_WORK TO DO_
From the entries below, please gather each line containing the string "Equities".

** start SOURCE RECORDS **

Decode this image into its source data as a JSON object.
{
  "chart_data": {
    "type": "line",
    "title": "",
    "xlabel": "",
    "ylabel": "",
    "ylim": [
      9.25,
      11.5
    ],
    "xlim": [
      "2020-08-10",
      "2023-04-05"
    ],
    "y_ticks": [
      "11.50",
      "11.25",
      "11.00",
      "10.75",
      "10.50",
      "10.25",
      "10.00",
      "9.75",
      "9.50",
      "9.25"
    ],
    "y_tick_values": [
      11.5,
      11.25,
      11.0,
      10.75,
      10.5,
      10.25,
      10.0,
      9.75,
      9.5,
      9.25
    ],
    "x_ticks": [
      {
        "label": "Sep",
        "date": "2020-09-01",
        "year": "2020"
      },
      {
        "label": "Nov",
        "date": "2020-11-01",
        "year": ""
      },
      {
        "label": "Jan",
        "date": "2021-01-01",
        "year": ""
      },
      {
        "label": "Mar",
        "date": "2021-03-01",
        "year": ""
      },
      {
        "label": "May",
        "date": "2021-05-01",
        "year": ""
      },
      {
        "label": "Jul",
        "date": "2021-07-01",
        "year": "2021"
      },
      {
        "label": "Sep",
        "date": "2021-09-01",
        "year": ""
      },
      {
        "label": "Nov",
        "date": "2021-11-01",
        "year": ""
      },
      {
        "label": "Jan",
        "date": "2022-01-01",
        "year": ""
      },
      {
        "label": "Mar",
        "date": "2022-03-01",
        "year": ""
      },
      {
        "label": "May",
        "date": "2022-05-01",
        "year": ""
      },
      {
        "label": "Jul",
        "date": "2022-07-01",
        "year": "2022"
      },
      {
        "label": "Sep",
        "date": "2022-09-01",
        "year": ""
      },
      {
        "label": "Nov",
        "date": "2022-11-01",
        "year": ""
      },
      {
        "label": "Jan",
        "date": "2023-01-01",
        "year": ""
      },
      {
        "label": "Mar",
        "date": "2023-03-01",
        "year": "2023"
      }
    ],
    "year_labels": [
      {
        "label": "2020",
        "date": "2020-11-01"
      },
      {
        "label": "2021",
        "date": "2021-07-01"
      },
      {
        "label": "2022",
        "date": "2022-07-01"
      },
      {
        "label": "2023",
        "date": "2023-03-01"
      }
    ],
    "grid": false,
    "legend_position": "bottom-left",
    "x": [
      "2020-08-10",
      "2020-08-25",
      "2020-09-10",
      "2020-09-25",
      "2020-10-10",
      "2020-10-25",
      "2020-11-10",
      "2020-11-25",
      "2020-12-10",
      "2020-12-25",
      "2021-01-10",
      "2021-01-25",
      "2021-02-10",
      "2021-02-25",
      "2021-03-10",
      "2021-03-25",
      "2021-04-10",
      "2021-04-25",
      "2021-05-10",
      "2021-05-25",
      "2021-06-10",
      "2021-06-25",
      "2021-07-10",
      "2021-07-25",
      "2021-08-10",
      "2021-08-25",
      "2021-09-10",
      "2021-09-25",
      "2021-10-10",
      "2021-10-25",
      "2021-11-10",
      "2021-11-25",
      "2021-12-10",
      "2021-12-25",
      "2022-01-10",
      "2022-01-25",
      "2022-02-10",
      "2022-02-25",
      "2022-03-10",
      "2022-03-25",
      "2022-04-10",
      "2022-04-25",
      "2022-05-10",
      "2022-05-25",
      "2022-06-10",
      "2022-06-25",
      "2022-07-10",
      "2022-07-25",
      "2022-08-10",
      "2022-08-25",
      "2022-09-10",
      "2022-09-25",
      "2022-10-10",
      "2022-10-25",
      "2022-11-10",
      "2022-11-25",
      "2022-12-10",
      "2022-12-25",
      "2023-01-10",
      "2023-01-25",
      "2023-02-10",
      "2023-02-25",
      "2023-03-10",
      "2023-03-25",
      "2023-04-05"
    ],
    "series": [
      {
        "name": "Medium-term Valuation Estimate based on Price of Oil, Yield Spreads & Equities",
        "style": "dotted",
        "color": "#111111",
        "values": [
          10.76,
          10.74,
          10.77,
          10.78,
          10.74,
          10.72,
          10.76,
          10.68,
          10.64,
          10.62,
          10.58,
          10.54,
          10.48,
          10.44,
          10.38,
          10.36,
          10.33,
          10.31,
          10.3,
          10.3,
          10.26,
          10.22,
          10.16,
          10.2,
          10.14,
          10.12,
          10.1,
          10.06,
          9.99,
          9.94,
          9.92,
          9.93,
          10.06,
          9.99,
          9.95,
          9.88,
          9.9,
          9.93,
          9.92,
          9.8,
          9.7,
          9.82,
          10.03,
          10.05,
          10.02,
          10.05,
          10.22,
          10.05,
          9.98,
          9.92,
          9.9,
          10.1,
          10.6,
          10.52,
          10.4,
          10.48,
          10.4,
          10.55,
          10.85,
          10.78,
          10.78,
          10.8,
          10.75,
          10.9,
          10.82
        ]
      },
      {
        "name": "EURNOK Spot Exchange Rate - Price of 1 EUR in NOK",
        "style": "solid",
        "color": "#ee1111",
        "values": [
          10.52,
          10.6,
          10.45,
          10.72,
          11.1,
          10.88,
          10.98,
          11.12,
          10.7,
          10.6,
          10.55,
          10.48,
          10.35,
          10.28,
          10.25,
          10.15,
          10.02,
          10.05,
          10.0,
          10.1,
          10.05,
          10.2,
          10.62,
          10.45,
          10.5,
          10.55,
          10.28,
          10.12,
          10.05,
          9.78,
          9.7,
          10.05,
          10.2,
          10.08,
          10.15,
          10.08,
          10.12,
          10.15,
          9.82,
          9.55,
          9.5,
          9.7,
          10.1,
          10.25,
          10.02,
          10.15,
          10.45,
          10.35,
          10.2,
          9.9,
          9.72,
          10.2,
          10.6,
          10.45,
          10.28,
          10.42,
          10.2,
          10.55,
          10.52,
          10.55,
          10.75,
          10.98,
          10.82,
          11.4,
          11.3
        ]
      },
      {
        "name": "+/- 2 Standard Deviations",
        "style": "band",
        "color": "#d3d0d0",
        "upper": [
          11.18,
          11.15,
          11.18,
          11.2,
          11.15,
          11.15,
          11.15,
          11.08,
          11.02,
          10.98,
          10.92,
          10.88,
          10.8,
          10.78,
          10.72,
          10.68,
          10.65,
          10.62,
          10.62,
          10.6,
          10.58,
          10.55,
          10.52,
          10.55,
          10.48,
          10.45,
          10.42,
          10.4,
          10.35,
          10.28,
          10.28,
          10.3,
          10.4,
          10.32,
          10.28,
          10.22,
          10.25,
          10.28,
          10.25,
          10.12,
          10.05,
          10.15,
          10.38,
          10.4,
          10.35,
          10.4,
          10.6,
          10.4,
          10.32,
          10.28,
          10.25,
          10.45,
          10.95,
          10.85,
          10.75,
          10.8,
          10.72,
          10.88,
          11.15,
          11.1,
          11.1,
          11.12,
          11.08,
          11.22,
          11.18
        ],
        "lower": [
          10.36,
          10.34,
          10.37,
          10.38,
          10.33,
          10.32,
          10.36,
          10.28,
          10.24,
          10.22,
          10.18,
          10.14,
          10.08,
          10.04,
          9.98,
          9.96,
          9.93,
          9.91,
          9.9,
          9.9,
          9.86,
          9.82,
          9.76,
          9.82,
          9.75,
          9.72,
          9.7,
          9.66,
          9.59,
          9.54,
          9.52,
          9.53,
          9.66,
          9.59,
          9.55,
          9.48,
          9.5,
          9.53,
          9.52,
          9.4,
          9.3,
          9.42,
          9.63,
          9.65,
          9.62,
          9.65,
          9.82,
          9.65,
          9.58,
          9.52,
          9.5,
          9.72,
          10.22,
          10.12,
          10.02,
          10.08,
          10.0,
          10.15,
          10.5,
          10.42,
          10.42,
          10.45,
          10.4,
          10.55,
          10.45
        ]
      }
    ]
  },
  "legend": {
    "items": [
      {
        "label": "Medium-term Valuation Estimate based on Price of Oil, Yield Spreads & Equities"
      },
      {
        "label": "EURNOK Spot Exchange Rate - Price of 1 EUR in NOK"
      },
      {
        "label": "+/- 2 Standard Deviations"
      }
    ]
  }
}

** end SOURCE RECORDS **

_ANSWER TO THIS PROBLEM_
        "name": "Medium-term Valuation Estimate based on Price of Oil, Yield Spreads & Equities",
        "label": "Medium-term Valuation Estimate based on Price of Oil, Yield Spreads & Equities"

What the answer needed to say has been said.